ИСХОДНЫЙ ФРАГМЕНТ –
┄┄┄┄┄┄┄┄┄┄

Ольга Бигильдинская: Роль Алексея в спектакле Эфроса играл Олег Ефремов, который тогда был актером ЦДТ, а впоследствии стал режиссером и основал «Современник». Новый театр открылся с постановки розовской пьесы «Вечно живые», и когда Ефремова спросили, кто же будет их Чеховым, который напишет новую «Чайку», он сказал однозначно, что это будет Розов. Ефремов говорил, что его пьесы давали возможность «собрать коллектив <…> на основе какой-то общей идеи, лежащей не только в области эстетики». Объединяет ли пьеса «В добрый час!» коллектив на основе общей идеи и на основе какой?

Владимир Богатырев: Мне кажется, что в любом материале должна объединять какая-то идея: в чем смысл, ради чего, против чего и за что. Это определяешь всегда. В любом материале, в том числе, и в пьесе Розова есть некий смысл, который объединяет всех персонажей. И мне хотелось бы, чтобы это объединяло всех остальных теперь. Какие вопросы, которые нас всех волнуют, мы сегодня можем поднимать, и против чего мы могли бы высказываться, потому что ведь каждый спектакль и каждый материал – это высказывание. Вот Эфрос сказал, что мы должны научить новое поколение проявлять себя в жизни. Я не запомнил цитату целиком, но смысл такой. Меня смутило слово Анатолия Васильевича «научить». Мы никого не учим.

┄┄┄┄┄┄┄┄┄┄

НАБОР ДАННЫХ –
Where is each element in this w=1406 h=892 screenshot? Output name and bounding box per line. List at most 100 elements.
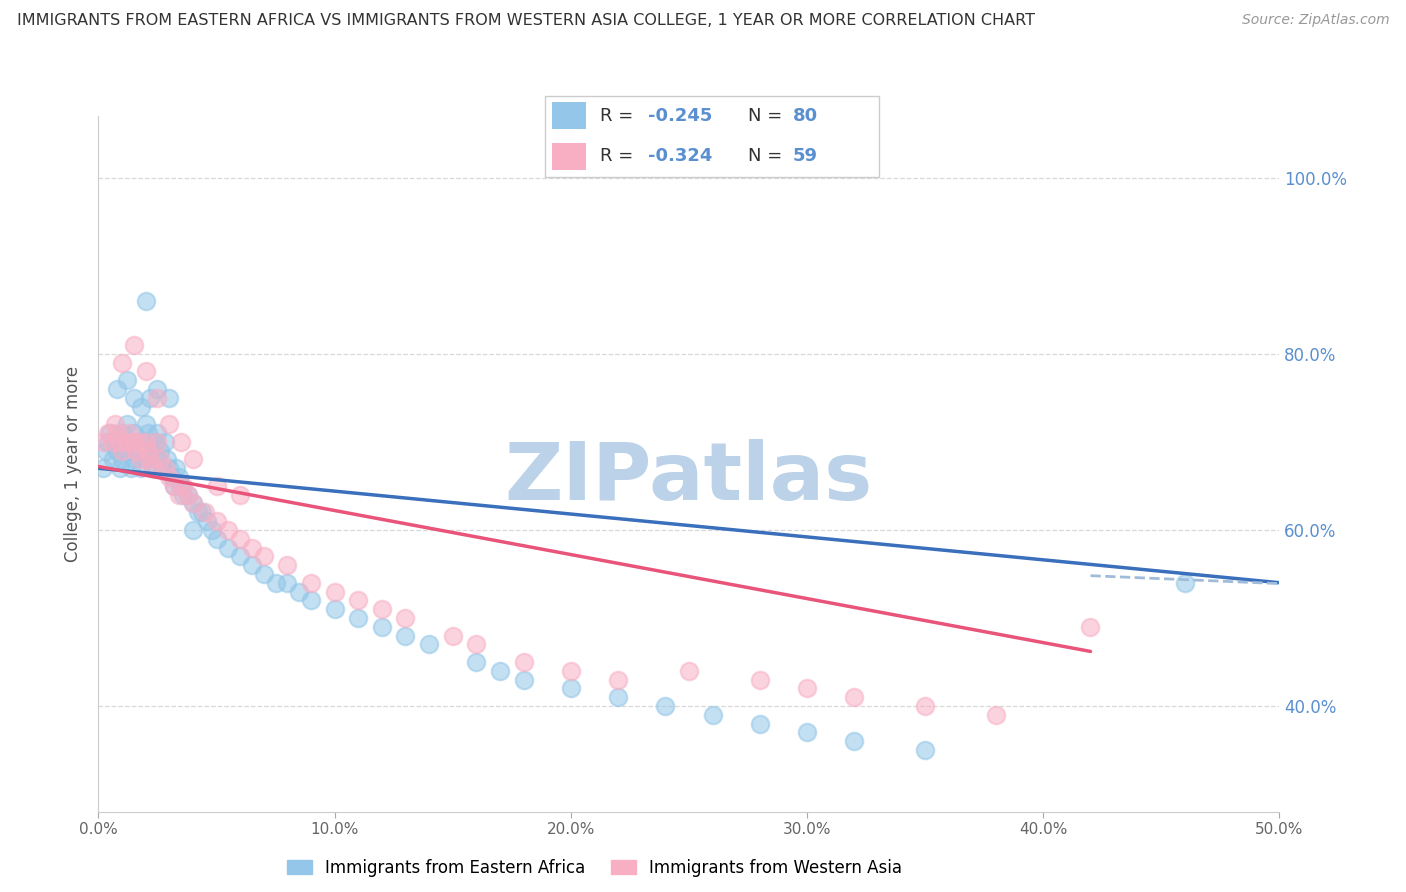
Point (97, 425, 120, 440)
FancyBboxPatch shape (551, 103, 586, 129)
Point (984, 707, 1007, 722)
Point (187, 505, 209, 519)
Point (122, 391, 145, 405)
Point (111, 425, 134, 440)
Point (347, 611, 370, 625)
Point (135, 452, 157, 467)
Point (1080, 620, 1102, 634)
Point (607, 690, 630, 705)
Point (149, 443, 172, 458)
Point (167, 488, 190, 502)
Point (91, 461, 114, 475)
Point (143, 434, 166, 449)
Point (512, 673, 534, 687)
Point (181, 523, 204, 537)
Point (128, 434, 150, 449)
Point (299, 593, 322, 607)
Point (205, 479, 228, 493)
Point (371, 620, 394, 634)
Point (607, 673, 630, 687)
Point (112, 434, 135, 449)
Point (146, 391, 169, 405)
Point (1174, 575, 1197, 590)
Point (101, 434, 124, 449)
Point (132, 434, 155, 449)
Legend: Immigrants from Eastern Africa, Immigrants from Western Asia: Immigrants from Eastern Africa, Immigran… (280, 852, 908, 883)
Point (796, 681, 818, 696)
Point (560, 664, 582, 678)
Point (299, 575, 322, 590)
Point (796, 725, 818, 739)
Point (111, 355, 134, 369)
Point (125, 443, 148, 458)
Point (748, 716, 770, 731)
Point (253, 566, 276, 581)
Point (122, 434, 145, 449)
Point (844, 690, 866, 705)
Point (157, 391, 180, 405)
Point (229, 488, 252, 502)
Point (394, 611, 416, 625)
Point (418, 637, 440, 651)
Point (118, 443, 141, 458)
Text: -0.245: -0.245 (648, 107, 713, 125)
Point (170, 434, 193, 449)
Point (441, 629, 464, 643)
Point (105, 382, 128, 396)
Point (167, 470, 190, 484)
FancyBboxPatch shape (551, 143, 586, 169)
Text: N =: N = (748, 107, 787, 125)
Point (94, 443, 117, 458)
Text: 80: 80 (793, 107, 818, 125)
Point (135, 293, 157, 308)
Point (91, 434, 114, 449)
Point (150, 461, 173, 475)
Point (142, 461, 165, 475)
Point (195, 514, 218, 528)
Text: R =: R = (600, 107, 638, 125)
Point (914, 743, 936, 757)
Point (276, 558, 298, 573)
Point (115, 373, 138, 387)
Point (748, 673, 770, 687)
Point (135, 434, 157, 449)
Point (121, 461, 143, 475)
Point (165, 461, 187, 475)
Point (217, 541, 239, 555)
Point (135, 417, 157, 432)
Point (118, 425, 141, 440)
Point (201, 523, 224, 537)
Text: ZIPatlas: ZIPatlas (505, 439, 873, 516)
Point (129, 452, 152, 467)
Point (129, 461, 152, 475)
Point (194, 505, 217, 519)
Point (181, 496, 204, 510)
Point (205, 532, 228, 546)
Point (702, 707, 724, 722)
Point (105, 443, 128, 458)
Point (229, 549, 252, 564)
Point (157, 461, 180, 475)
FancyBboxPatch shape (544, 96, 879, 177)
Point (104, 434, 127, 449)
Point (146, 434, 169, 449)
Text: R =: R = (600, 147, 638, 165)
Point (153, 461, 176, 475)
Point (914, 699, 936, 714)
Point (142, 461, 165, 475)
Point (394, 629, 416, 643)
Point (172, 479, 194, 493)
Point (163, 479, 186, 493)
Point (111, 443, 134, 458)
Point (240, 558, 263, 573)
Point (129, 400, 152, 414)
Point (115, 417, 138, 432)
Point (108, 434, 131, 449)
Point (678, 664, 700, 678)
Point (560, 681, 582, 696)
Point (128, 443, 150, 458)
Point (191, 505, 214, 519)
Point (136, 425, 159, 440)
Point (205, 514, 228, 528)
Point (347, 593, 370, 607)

┄┄┄┄┄┄┄┄┄┄

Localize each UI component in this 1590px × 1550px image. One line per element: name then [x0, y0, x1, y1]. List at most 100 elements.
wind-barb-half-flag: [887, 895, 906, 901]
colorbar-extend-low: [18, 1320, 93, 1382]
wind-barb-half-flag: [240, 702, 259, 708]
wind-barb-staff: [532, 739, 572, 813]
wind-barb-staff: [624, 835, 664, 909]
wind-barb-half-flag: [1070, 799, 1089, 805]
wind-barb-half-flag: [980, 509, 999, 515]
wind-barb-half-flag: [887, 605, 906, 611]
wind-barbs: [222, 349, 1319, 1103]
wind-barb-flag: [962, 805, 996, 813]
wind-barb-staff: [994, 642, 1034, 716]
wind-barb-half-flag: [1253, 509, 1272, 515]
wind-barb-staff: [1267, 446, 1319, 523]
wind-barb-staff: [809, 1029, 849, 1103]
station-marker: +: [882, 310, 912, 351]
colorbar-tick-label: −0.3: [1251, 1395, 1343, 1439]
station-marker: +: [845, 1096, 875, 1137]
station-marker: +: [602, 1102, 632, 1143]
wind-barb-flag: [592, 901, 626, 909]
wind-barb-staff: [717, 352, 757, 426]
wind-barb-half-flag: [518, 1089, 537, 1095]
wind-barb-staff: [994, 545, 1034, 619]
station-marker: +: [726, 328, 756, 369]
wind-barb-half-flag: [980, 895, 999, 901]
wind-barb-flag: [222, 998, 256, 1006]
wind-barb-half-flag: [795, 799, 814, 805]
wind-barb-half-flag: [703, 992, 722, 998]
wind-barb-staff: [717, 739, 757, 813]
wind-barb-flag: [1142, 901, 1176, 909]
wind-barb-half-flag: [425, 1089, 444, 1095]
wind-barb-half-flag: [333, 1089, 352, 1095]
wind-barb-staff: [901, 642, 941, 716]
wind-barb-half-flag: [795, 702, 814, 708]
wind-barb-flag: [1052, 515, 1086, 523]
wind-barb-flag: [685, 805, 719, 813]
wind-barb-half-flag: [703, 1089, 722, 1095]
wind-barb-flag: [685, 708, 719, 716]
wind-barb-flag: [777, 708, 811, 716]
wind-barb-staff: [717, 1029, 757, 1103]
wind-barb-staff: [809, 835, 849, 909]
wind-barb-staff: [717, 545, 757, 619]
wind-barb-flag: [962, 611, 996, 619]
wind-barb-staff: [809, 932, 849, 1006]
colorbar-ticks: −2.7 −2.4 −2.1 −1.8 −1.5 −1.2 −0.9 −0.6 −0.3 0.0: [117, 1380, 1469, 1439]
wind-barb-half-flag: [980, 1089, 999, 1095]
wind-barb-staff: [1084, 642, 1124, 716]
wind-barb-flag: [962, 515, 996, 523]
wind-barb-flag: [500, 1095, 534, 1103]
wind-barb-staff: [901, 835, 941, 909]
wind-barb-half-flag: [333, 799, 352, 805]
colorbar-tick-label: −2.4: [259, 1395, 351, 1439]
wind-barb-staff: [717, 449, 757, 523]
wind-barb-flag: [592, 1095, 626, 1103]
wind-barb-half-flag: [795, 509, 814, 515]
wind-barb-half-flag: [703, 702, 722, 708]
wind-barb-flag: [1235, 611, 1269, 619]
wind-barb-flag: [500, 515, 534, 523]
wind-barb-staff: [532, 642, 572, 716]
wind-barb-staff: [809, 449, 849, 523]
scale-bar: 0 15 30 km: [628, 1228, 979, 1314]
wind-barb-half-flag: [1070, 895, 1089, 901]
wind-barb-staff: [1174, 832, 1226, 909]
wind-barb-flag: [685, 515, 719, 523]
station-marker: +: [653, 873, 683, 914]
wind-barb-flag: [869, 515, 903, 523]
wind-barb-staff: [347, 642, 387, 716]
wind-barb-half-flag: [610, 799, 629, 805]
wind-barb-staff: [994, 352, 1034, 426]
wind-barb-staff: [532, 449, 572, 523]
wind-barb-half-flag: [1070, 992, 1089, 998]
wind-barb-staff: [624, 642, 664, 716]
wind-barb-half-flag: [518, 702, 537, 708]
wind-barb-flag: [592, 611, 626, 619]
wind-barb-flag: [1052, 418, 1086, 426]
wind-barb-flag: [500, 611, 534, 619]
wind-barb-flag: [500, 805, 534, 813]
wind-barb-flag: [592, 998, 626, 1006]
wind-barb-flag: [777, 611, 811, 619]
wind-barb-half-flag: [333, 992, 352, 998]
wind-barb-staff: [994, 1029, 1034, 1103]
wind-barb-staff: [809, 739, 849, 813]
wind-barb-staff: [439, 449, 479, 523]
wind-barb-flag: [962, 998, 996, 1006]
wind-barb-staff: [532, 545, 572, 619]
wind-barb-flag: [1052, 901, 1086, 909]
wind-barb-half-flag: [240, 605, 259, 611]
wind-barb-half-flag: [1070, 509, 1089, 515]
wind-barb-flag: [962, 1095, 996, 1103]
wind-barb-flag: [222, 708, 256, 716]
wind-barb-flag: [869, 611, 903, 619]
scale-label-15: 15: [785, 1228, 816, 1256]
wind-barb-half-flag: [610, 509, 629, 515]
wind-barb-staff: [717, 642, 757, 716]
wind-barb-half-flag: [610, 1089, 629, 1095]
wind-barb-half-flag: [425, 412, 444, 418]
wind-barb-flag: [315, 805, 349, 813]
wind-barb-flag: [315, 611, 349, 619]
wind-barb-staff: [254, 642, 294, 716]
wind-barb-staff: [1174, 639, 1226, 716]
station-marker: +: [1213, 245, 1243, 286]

┄┄┄┄┄┄┄┄┄┄

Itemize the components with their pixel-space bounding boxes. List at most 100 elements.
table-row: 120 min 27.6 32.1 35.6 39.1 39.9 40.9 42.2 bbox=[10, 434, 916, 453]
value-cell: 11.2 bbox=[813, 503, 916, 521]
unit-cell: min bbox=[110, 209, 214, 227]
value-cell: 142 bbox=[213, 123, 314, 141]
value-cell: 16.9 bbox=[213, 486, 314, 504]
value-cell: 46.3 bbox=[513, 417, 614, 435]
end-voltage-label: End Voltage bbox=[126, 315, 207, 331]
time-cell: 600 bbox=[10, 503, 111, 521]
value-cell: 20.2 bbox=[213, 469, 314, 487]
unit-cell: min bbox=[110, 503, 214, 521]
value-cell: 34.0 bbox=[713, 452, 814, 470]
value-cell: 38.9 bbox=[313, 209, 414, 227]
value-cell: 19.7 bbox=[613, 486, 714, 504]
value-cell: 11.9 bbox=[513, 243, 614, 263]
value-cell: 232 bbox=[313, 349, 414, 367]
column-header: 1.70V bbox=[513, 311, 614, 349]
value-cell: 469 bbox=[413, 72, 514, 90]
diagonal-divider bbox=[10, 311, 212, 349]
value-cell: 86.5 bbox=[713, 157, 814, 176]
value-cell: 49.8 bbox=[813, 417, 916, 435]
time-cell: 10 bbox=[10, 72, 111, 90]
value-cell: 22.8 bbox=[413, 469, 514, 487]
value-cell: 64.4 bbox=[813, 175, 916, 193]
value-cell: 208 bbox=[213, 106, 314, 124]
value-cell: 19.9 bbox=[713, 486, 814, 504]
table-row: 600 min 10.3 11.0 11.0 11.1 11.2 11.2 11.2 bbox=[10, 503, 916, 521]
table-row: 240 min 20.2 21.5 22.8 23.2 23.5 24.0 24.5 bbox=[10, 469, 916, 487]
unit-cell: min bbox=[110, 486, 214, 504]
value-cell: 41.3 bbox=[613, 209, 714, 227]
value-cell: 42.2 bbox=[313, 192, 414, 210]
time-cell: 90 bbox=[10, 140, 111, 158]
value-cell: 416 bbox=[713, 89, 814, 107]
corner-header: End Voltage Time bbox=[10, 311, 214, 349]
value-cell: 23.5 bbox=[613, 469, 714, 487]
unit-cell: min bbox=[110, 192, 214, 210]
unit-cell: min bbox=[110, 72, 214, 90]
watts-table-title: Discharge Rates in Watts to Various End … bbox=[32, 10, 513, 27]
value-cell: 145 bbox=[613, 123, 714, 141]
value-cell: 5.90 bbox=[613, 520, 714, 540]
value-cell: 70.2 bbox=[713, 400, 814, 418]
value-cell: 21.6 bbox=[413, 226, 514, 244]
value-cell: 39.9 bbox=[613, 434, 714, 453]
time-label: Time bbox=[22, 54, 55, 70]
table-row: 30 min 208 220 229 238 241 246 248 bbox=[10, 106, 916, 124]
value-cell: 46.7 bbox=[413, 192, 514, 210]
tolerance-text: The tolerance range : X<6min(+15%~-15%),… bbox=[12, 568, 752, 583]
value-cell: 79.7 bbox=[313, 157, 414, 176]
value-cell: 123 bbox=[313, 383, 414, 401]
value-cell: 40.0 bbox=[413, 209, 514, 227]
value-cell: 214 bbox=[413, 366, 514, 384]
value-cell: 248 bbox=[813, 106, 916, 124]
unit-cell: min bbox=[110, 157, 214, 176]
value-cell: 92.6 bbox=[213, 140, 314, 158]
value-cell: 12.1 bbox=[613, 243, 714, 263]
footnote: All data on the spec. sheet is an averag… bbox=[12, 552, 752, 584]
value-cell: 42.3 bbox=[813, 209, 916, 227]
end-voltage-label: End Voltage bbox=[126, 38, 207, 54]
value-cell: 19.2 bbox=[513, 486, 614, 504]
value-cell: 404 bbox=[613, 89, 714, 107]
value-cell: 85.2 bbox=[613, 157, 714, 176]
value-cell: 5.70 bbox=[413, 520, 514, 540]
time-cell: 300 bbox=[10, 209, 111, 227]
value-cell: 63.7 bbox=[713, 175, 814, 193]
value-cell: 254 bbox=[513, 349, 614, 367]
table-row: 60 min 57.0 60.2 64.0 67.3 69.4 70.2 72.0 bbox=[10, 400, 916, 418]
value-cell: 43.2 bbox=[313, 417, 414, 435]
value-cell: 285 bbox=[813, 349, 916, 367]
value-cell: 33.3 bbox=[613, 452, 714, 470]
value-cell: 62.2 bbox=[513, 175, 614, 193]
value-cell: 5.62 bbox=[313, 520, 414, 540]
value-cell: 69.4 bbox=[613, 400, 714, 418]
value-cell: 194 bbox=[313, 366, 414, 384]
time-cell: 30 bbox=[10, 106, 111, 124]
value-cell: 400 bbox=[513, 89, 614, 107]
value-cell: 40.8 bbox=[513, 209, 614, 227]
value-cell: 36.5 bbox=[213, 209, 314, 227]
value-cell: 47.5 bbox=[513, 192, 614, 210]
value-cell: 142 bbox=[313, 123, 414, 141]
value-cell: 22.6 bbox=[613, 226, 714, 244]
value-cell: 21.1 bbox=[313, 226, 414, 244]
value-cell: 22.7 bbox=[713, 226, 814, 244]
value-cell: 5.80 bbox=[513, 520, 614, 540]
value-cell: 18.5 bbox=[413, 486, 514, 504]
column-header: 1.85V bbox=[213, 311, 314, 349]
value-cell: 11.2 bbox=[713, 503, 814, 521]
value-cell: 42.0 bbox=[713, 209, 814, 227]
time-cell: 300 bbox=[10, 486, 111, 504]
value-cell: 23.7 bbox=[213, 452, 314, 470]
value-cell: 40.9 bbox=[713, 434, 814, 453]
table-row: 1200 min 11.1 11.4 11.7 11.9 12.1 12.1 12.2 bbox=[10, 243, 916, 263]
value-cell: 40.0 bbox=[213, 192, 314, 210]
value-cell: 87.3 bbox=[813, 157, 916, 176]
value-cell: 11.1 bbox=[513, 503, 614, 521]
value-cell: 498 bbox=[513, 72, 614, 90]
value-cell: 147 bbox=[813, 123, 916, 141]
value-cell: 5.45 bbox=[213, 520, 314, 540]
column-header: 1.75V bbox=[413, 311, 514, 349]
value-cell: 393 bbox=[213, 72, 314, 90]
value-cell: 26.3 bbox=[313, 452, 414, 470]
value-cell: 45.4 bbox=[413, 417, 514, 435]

┄┄┄┄┄┄┄┄┄┄

ЧТО СДЕЛАТЬ –
1. Сколько строк данных содержат слово «colorbar»? Ответьте одним числом.
2. Допишите продолжение отрывка о пьесе Розова, начиная сразу после его последней фразы.
Отрывок о пьесе Розова и строки данных взяты из разных, не связанных между собой источников.

ОТВЕТЫ К ЗАДАНИЮ –
1. 4

2.
Ольга Бигильдинская: У Погодина в статье было что-то о педагогической ценности этой пьесы.

Владимир Богатырев: Да, потому что Анатолий Васильевич это предполагал. Но дело не в учении, а в том, что вопрос, который здесь поднимается, должен волновать зрителей, волновать всех. Он связан с нашим бытием, потому что «розовские мальчики» вступают в новую жизнь. Они окончили школу, должны поступать в институт. У них начинается новый этап жизни, а взрослые причастны к этому, потому что переживают за своих детей. Тогда, получается, что выход в жизнь – это поиск смысла жизни и ответ на вопрос, ради чего мы живем и как необходимо вести себя в этой жизни. Перестраиваться или не перестраиваться. Отсюда вытекает масса вопросов. И вот на этой теме, я пытался, чтобы мы объединились.
Хотя начинал я с чеховского: каждый ищет свое счастье и каждый понимает свое счастье по-своему. Все персонажи этой пьесы хотят счастья, но оказывается, все не так просто: каждый его по-своему понимает.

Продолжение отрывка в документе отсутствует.